**What is needed**
Repeat all entries exactly.
* BEGIN Dataset excerpts *
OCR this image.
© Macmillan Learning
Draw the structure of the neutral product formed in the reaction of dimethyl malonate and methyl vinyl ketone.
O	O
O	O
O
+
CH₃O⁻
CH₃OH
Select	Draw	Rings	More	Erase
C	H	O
* END Dataset excerpts *
**Written response**
OCR this image.
© Macmillan Learning
Draw the structure of the neutral product formed in the reaction of dimethyl malonate and methyl vinyl ketone.
O	O
O	O
O
+
CH₃O⁻
CH₃OH
Select	Draw	Rings	More	Erase
C	H	O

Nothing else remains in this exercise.